--- SHORT EXERCISE ---
State how many lines contain "name", and write nothing except that count.
## begin INFORMATION PROVIDED
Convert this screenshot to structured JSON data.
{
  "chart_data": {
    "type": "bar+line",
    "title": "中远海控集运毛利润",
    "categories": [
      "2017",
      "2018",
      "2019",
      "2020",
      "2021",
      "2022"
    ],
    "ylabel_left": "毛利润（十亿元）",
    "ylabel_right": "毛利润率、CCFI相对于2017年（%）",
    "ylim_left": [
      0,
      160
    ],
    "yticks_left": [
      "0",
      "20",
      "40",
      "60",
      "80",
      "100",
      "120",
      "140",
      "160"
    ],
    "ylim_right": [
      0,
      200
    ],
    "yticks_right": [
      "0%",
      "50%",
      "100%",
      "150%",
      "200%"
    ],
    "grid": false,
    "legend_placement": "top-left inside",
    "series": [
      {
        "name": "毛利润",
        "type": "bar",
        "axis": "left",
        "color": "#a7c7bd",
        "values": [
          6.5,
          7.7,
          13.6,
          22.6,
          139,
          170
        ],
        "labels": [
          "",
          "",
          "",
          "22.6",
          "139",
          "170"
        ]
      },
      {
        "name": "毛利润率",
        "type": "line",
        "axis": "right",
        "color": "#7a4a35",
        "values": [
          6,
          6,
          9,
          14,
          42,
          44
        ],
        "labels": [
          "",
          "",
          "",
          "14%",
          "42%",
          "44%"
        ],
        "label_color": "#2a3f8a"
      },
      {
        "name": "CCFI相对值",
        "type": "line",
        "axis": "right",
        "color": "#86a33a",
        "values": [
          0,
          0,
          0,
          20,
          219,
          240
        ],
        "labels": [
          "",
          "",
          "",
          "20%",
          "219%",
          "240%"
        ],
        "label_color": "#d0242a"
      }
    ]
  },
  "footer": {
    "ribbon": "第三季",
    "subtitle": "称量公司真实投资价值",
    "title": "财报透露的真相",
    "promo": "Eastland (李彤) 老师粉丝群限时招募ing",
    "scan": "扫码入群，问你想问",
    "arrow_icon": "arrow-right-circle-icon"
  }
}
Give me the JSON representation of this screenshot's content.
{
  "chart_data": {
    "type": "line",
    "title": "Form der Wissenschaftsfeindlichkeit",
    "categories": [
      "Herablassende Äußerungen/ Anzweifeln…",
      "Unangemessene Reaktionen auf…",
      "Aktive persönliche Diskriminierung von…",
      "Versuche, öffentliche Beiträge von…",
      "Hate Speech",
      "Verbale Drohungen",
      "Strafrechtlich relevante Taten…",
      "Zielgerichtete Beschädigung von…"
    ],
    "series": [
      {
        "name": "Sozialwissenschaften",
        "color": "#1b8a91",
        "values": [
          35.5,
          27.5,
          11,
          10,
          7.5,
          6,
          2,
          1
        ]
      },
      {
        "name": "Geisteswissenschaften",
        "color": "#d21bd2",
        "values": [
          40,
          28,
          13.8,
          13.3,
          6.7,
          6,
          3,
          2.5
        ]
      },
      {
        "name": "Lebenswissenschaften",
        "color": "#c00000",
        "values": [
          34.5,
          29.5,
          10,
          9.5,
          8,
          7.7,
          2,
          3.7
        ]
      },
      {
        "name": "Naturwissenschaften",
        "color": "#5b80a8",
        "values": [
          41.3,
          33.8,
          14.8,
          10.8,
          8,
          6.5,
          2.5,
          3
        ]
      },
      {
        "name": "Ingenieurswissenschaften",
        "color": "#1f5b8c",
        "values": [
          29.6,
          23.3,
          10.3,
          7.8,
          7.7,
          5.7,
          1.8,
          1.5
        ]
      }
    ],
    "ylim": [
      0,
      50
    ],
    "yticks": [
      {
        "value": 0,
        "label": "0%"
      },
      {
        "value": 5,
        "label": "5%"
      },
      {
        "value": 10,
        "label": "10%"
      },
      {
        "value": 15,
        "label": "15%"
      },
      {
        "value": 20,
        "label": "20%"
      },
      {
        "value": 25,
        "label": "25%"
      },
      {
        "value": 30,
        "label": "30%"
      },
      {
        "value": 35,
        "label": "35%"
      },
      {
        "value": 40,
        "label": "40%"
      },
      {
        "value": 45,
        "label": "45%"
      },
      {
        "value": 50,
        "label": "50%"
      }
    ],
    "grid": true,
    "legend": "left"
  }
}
## end INFORMATION PROVIDED
--- FULL OUTPUT ---
8